** Begin Dataset extract **

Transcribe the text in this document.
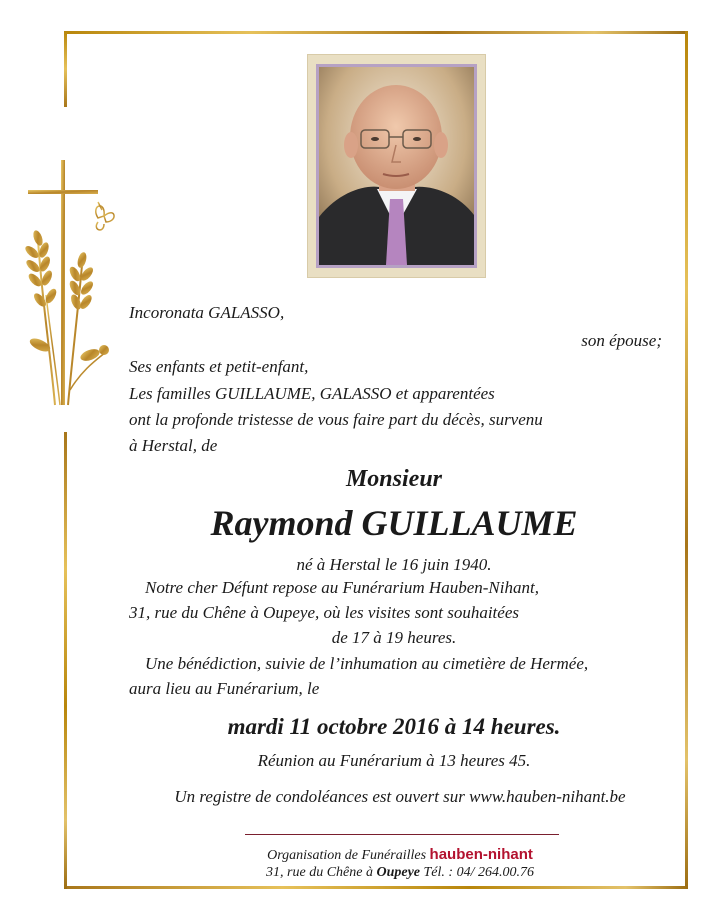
Incoronata GALASSO,
son épouse;
Ses enfants et petit-enfant,
Les familles GUILLAUME, GALASSO et apparentées
ont la profonde tristesse de vous faire part du décès, survenu
à Herstal, de
Monsieur
Raymond GUILLAUME
né à Herstal le 16 juin 1940.
Notre cher Défunt repose au Funérarium Hauben-Nihant,
31, rue du Chêne à Oupeye, où les visites sont souhaitées
de 17 à 19 heures.
Une bénédiction, suivie de l’inhumation au cimetière de Hermée,
aura lieu au Funérarium, le
mardi 11 octobre 2016 à 14 heures.
Réunion au Funérarium à 13 heures 45.
Un registre de condoléances est ouvert sur www.hauben-nihant.be
Organisation de Funérailles hauben-nihant
31, rue du Chêne à Oupeye Tél. : 04/ 264.00.76
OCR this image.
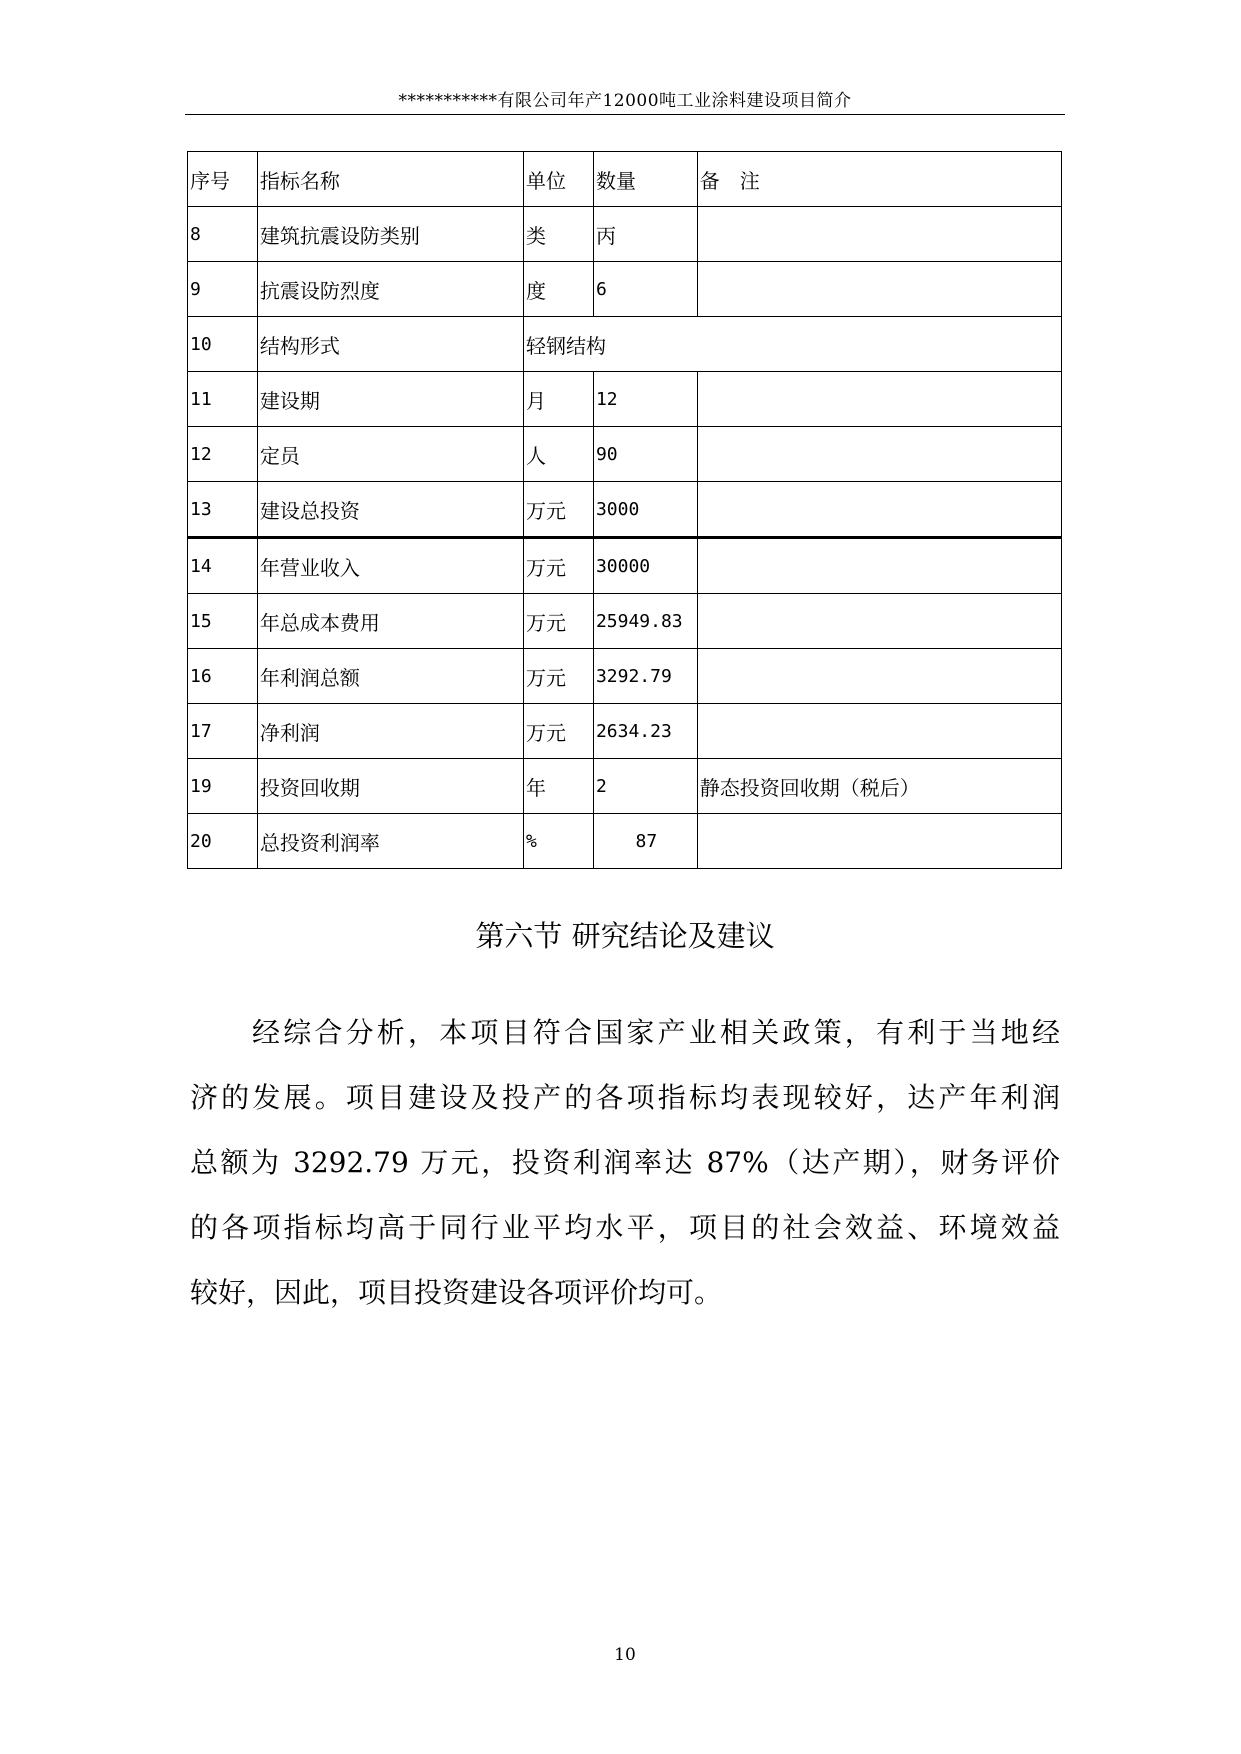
***********有限公司年产12000吨工业涂料建设项目简介
序号	指标名称	单位	数量	备　注
8	建筑抗震设防类别	类	丙	
9	抗震设防烈度	度	6	
10	结构形式	轻钢结构		
11	建设期	月	12	
12	定员	人	90	
13	建设总投资	万元	3000	
14	年营业收入	万元	30000	
15	年总成本费用	万元	25949.83	
16	年利润总额	万元	3292.79	
17	净利润	万元	2634.23	
19	投资回收期	年	2	静态投资回收期（税后）
20	总投资利润率	%	87	
第六节 研究结论及建议

经综合分析，本项目符合国家产业相关政策，有利于当地经
济的发展。项目建设及投产的各项指标均表现较好，达产年利润
总额为 3292.79 万元，投资利润率达 87%（达产期），财务评价
的各项指标均高于同行业平均水平，项目的社会效益、环境效益
较好，因此，项目投资建设各项评价均可。

10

** End Dataset extract **

Give back word for word the lines from the one containing "OCR this image." through the final line of the data above. Pictures are to be left out.

OCR this image.
***********有限公司年产12000吨工业涂料建设项目简介
序号	指标名称	单位	数量	备　注
8	建筑抗震设防类别	类	丙	
9	抗震设防烈度	度	6	
10	结构形式	轻钢结构		
11	建设期	月	12	
12	定员	人	90	
13	建设总投资	万元	3000	
14	年营业收入	万元	30000	
15	年总成本费用	万元	25949.83	
16	年利润总额	万元	3292.79	
17	净利润	万元	2634.23	
19	投资回收期	年	2	静态投资回收期（税后）
20	总投资利润率	%	87	
第六节 研究结论及建议

经综合分析，本项目符合国家产业相关政策，有利于当地经
济的发展。项目建设及投产的各项指标均表现较好，达产年利润
总额为 3292.79 万元，投资利润率达 87%（达产期），财务评价
的各项指标均高于同行业平均水平，项目的社会效益、环境效益
较好，因此，项目投资建设各项评价均可。

10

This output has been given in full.